(Source records)
____
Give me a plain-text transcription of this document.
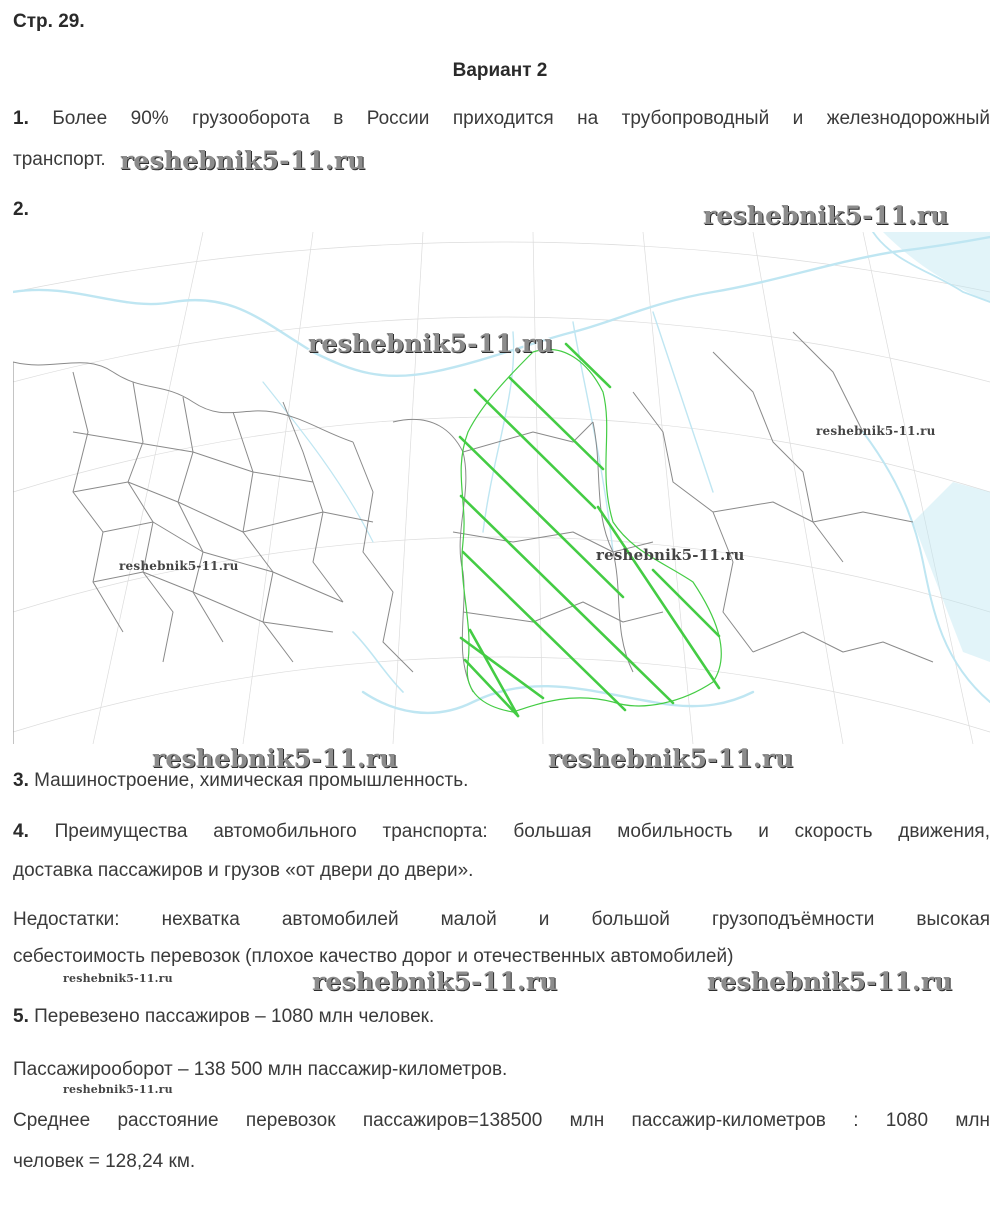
Стр. 29.
Вариант 2
1. Более 90% грузооборота в России приходится на трубопроводный и железнодорожный
транспорт.
2.
3. Машиностроение, химическая промышленность.
4. Преимущества автомобильного транспорта: большая мобильность и скорость движения,
доставка пассажиров и грузов «от двери до двери».
Недостатки: нехватка автомобилей малой и большой грузоподъёмности высокая
себестоимость перевозок (плохое качество дорог и отечественных автомобилей)
5. Перевезено пассажиров – 1080 млн человек.
Пассажирооборот – 138 500 млн пассажир-километров.
Среднее расстояние перевозок пассажиров=138500 млн пассажир-километров : 1080 млн
человек = 128,24 км.
reshebnik5-11.ru
reshebnik5-11.ru
reshebnik5-11.ru
reshebnik5-11.ru
reshebnik5-11.ru
reshebnik5-11.ru
reshebnik5-11.ru	reshebnik5-11.ru
reshebnik5-11.ru	reshebnik5-11.ru	reshebnik5-11.ru
reshebnik5-11.ru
____
# WORK REQUIRED
Transcribe every entry word for word, but omit the pictures.

# SOLUTION
Give me a plain-text transcription of this document.
Стр. 29.
Вариант 2
1. Более 90% грузооборота в России приходится на трубопроводный и железнодорожный
транспорт.
2.
3. Машиностроение, химическая промышленность.
4. Преимущества автомобильного транспорта: большая мобильность и скорость движения,
доставка пассажиров и грузов «от двери до двери».
Недостатки: нехватка автомобилей малой и большой грузоподъёмности высокая
себестоимость перевозок (плохое качество дорог и отечественных автомобилей)
5. Перевезено пассажиров – 1080 млн человек.
Пассажирооборот – 138 500 млн пассажир-километров.
Среднее расстояние перевозок пассажиров=138500 млн пассажир-километров : 1080 млн
человек = 128,24 км.
reshebnik5-11.ru
reshebnik5-11.ru
reshebnik5-11.ru
reshebnik5-11.ru
reshebnik5-11.ru
reshebnik5-11.ru
reshebnik5-11.ru	reshebnik5-11.ru
reshebnik5-11.ru	reshebnik5-11.ru	reshebnik5-11.ru
reshebnik5-11.ru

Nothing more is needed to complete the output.